Task requirements:
Lines containing the word "this" are the ones to copy from the records below.
===============
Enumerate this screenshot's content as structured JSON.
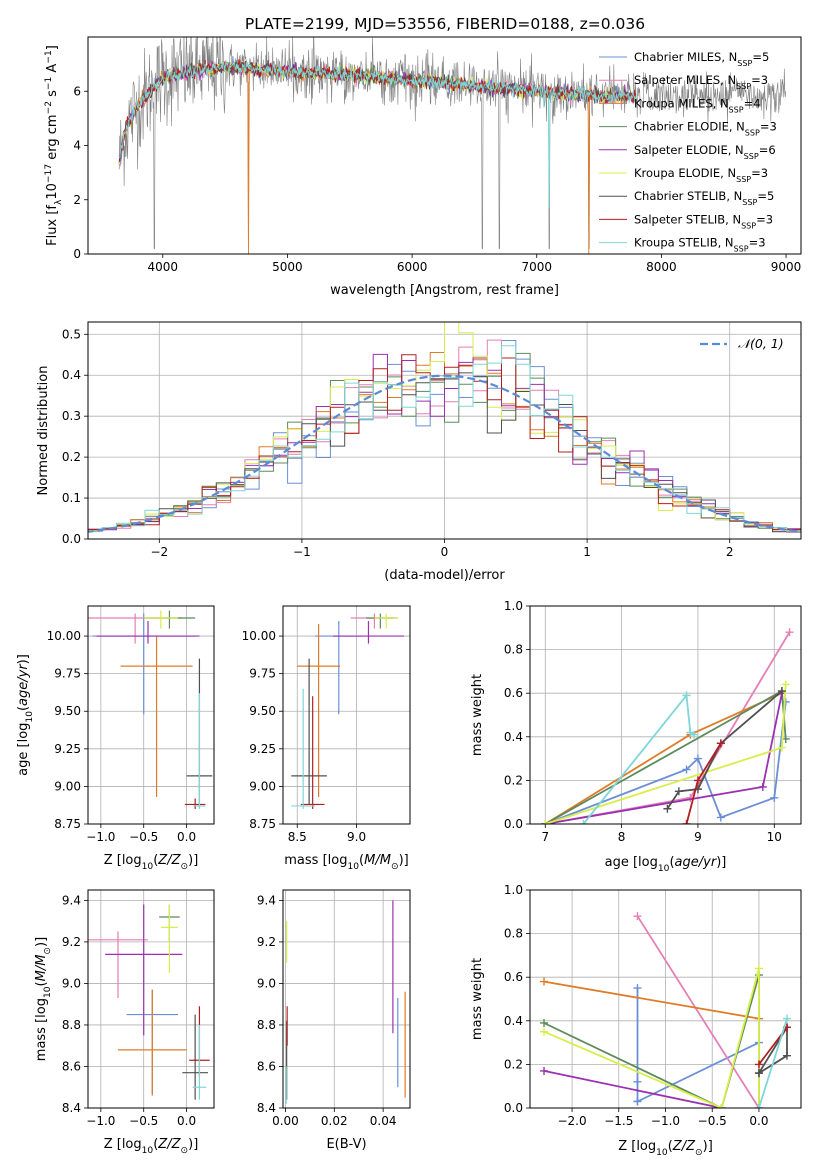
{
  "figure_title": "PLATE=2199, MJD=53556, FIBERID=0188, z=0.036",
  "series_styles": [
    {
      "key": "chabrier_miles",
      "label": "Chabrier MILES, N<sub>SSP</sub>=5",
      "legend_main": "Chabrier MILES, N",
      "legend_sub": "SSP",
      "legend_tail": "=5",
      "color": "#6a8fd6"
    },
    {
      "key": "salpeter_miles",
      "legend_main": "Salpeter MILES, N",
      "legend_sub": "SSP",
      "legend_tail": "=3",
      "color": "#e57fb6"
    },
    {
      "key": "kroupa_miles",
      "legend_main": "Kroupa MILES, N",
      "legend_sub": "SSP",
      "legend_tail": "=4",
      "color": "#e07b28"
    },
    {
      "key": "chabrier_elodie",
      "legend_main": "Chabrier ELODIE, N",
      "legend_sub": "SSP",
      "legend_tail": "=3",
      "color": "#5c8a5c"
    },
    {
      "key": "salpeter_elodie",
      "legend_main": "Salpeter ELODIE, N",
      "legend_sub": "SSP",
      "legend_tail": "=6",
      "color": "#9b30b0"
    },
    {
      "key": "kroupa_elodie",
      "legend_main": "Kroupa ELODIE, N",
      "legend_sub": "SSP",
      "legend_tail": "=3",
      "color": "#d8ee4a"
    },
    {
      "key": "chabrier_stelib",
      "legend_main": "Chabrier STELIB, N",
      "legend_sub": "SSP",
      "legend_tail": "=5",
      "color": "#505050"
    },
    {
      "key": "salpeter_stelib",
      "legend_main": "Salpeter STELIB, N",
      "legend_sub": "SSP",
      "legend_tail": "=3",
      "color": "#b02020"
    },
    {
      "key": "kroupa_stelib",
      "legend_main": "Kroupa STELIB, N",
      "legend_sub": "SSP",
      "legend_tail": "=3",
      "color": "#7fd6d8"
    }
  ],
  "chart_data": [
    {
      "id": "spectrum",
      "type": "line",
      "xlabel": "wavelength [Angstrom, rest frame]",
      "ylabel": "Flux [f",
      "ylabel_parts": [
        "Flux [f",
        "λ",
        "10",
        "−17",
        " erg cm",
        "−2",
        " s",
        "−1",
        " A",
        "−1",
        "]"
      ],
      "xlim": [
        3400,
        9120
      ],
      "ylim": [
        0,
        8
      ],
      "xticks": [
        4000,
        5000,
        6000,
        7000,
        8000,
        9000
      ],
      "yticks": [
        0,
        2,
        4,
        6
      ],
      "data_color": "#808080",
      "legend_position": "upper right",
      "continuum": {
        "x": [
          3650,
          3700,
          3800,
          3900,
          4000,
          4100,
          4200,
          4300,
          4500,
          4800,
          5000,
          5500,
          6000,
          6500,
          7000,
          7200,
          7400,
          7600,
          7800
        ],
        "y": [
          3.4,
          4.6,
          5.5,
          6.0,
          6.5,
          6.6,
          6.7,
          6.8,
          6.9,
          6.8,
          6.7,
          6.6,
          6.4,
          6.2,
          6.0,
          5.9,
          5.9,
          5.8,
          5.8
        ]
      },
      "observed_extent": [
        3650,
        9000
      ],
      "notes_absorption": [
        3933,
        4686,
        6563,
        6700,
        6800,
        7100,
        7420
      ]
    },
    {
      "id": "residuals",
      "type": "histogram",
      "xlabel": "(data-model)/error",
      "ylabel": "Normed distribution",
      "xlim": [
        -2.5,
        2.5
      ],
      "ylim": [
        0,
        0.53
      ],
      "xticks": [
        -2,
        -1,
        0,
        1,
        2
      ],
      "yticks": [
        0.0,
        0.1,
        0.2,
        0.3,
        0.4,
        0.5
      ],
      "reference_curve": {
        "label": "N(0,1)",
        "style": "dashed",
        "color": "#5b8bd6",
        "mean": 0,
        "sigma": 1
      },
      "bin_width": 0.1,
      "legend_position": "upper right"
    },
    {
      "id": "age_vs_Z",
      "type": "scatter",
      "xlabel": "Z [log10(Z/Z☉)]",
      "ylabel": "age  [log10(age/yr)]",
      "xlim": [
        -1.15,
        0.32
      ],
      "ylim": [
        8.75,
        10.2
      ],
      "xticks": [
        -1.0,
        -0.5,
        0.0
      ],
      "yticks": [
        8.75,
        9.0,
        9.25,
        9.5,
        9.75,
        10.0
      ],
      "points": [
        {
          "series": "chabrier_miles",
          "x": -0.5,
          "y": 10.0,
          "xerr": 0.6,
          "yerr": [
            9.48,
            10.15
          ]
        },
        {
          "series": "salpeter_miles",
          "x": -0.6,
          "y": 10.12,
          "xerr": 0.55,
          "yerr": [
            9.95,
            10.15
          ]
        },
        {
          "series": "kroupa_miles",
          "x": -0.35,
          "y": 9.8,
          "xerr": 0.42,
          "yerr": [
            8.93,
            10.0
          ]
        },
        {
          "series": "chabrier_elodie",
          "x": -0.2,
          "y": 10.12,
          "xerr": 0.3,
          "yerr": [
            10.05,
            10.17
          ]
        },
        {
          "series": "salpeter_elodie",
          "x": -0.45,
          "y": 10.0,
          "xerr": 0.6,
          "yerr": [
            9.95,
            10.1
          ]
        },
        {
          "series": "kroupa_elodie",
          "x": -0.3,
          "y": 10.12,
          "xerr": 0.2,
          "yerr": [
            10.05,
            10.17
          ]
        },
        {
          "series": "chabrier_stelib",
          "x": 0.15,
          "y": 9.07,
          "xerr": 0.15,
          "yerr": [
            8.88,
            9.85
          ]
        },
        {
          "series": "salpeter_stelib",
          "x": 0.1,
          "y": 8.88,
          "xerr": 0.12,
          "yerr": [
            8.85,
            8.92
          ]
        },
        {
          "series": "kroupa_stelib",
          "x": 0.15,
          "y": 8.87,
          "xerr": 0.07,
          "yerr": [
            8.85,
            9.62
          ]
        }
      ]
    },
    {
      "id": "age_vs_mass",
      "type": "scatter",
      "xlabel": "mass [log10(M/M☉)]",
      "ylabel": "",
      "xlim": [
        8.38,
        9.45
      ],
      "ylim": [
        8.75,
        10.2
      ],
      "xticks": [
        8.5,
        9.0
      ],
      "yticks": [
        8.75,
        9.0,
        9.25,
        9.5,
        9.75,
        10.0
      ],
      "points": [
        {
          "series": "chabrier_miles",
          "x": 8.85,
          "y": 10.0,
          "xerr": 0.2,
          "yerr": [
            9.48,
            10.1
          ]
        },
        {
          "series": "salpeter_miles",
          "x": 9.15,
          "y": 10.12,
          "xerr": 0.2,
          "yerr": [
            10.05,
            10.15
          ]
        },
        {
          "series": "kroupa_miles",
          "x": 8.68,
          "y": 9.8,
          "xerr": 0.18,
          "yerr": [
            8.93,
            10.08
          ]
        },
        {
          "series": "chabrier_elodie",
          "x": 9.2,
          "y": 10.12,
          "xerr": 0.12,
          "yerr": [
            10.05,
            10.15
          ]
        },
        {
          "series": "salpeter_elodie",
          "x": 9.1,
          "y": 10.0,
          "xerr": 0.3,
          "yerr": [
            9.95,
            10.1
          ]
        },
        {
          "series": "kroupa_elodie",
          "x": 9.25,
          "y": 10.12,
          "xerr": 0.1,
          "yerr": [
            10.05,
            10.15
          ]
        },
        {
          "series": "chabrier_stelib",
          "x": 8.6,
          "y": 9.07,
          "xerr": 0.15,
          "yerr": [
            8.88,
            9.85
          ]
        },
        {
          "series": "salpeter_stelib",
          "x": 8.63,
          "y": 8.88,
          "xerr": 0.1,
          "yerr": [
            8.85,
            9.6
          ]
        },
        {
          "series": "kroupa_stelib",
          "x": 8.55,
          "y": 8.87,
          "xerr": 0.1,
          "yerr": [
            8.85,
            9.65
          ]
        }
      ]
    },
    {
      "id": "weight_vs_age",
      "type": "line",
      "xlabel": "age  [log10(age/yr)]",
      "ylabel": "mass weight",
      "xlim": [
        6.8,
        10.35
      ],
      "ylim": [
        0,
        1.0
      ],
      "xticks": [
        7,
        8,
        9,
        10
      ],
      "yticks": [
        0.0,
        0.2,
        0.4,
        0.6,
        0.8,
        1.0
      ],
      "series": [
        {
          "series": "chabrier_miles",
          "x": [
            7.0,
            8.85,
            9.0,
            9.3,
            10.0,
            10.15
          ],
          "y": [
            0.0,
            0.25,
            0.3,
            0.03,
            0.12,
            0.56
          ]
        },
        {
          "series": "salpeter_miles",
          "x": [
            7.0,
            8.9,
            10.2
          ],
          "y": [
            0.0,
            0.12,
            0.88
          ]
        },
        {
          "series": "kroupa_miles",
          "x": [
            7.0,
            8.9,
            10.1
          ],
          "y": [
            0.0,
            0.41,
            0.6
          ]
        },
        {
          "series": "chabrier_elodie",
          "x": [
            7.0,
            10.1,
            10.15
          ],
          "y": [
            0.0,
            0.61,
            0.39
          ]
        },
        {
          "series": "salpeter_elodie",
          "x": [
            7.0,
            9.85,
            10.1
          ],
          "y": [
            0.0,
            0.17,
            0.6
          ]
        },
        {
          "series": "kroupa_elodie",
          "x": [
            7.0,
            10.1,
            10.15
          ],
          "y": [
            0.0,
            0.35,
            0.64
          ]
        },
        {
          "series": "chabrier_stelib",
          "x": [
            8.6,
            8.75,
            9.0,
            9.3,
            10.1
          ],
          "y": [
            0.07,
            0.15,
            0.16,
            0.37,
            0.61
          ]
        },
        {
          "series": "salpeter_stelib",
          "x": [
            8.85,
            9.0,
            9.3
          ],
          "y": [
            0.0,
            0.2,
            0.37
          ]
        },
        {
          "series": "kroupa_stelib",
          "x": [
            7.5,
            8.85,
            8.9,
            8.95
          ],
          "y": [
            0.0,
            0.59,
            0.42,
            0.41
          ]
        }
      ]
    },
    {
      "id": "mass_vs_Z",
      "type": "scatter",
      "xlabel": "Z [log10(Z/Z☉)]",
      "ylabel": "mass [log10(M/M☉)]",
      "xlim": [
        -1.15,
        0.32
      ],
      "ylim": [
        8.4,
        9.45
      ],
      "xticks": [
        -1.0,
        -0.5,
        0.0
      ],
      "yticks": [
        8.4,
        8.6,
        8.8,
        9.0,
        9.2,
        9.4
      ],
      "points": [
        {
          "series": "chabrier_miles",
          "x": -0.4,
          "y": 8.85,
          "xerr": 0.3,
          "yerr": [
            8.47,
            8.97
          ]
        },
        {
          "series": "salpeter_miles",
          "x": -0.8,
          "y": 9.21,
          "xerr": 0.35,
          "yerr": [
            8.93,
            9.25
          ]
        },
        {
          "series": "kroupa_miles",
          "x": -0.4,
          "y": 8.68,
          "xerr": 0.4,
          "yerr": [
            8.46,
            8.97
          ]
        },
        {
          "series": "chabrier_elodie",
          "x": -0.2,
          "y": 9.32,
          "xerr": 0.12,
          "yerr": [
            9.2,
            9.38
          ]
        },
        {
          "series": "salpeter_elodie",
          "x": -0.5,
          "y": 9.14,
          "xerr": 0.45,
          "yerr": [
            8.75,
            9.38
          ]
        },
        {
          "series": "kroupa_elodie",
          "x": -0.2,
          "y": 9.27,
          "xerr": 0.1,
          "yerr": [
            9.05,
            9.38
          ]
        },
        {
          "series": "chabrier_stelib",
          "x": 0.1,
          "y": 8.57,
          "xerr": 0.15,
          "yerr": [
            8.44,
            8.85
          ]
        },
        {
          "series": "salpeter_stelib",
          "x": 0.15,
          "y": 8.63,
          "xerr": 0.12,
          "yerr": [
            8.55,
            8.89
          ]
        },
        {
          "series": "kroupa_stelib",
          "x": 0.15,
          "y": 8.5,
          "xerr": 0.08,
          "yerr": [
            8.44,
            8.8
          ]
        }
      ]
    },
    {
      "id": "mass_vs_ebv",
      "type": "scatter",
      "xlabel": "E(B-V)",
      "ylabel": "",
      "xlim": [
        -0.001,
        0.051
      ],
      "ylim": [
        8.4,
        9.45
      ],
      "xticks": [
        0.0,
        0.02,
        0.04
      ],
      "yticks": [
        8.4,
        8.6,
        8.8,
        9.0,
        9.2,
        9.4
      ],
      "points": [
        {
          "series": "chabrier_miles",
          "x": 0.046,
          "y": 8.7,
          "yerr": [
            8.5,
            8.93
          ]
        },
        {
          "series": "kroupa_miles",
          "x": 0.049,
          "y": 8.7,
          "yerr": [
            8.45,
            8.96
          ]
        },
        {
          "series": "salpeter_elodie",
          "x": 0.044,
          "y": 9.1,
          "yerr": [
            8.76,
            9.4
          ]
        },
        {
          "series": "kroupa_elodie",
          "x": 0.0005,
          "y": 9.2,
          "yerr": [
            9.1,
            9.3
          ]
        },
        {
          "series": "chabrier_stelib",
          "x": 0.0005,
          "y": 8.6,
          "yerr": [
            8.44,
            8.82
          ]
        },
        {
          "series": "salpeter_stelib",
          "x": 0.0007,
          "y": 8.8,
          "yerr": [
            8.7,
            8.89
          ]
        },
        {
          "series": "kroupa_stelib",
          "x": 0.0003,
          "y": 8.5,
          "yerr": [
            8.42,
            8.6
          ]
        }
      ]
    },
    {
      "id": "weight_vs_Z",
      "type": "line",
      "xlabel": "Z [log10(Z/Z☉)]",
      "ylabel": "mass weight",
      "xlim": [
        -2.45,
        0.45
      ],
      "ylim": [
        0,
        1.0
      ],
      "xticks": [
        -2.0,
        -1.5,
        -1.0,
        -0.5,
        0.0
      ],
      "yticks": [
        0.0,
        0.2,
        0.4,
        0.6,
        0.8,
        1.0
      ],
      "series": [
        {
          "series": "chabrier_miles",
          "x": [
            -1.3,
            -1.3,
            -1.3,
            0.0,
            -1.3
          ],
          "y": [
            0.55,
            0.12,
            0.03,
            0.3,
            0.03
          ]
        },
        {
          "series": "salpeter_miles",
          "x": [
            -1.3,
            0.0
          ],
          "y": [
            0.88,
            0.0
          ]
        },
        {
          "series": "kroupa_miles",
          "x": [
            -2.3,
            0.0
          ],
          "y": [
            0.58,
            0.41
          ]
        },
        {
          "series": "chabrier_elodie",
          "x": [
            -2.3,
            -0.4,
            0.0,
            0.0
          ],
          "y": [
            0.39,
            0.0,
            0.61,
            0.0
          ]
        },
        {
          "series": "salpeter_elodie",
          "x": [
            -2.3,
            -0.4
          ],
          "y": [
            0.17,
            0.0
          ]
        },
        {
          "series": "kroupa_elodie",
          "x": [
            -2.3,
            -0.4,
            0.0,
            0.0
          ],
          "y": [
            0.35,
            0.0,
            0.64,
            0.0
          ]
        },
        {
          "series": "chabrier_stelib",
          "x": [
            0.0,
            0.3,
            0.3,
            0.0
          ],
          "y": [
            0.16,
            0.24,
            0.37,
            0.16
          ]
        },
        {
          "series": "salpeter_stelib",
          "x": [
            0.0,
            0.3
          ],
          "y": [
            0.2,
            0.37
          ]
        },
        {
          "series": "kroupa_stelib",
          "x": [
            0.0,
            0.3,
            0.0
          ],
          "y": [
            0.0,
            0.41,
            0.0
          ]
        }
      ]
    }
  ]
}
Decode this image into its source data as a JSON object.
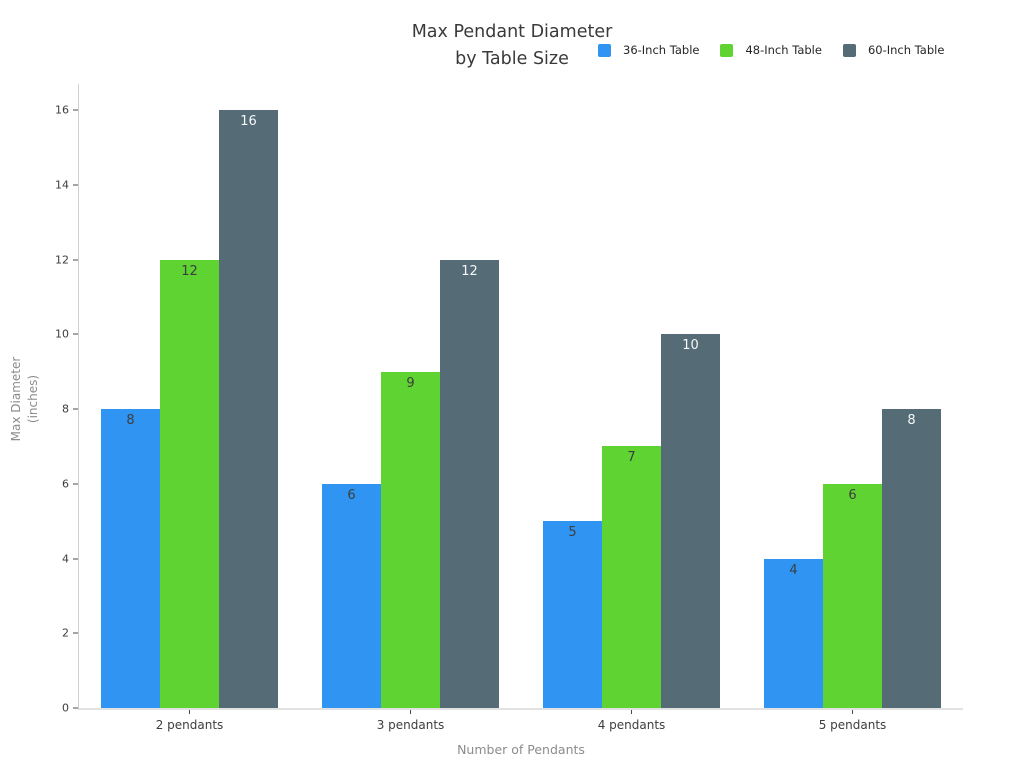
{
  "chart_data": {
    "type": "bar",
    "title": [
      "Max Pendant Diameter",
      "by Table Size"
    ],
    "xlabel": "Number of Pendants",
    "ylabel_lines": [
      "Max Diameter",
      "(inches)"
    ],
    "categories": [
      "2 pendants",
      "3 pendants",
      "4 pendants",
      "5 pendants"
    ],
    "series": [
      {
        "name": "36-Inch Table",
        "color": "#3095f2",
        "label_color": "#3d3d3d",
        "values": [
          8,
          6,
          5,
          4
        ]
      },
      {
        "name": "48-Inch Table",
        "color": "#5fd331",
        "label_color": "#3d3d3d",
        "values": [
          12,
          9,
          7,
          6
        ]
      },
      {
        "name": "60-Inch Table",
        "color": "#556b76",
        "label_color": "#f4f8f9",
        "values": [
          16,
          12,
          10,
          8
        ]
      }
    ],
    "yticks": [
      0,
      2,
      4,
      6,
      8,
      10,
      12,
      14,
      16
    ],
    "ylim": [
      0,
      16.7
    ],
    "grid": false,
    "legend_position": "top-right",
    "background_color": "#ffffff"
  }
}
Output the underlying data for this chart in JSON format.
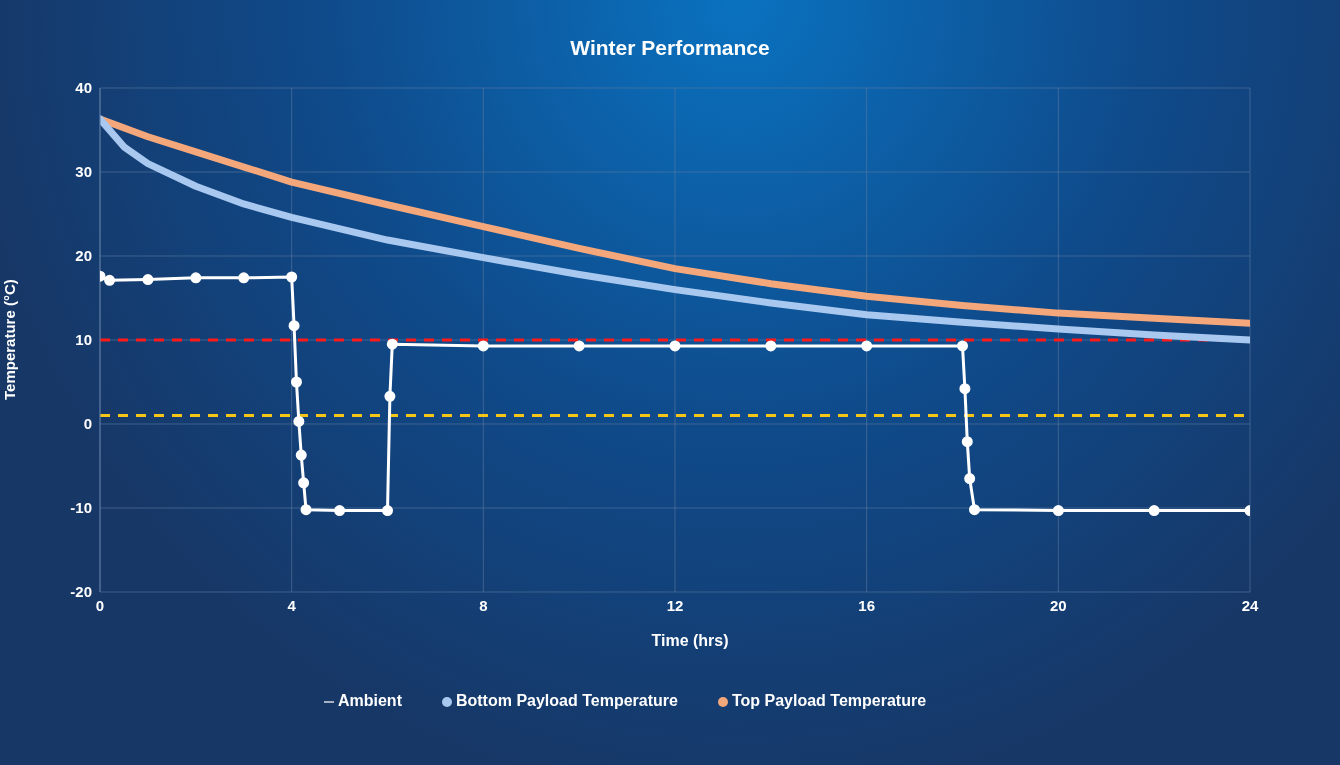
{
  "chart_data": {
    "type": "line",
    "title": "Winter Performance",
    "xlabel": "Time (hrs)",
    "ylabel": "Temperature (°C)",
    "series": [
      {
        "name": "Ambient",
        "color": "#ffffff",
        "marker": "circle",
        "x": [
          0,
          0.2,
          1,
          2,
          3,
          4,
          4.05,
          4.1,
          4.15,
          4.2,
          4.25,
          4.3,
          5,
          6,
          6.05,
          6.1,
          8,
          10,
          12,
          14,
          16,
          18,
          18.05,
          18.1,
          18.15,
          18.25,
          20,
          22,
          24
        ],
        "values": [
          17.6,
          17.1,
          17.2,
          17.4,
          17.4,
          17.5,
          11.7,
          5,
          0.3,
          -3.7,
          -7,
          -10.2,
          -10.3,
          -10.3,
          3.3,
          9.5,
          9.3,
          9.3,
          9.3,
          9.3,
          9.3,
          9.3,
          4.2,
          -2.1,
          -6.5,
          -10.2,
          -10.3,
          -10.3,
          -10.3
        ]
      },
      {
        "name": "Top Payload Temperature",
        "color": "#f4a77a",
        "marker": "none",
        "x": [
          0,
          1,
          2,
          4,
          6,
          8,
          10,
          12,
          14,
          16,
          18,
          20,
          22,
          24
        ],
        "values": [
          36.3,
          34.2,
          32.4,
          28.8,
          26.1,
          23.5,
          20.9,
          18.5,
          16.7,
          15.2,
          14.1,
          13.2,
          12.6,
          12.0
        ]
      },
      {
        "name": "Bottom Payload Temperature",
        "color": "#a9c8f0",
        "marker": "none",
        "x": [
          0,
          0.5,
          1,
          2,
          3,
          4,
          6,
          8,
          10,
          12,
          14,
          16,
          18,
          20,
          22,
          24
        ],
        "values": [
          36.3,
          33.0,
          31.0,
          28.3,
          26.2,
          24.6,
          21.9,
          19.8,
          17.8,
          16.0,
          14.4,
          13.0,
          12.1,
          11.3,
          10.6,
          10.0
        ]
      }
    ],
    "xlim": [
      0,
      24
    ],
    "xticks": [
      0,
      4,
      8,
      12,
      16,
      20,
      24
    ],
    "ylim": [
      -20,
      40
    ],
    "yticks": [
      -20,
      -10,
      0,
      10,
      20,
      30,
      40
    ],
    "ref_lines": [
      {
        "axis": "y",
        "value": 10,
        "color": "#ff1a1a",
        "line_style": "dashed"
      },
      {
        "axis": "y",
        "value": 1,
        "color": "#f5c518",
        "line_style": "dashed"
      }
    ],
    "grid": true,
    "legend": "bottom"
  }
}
===============
Finished exercise:
Enumerate this screenshot's content as structured JSON.
Decode this image into its source data as a JSON object.
Output the underlying data for this chart in JSON format.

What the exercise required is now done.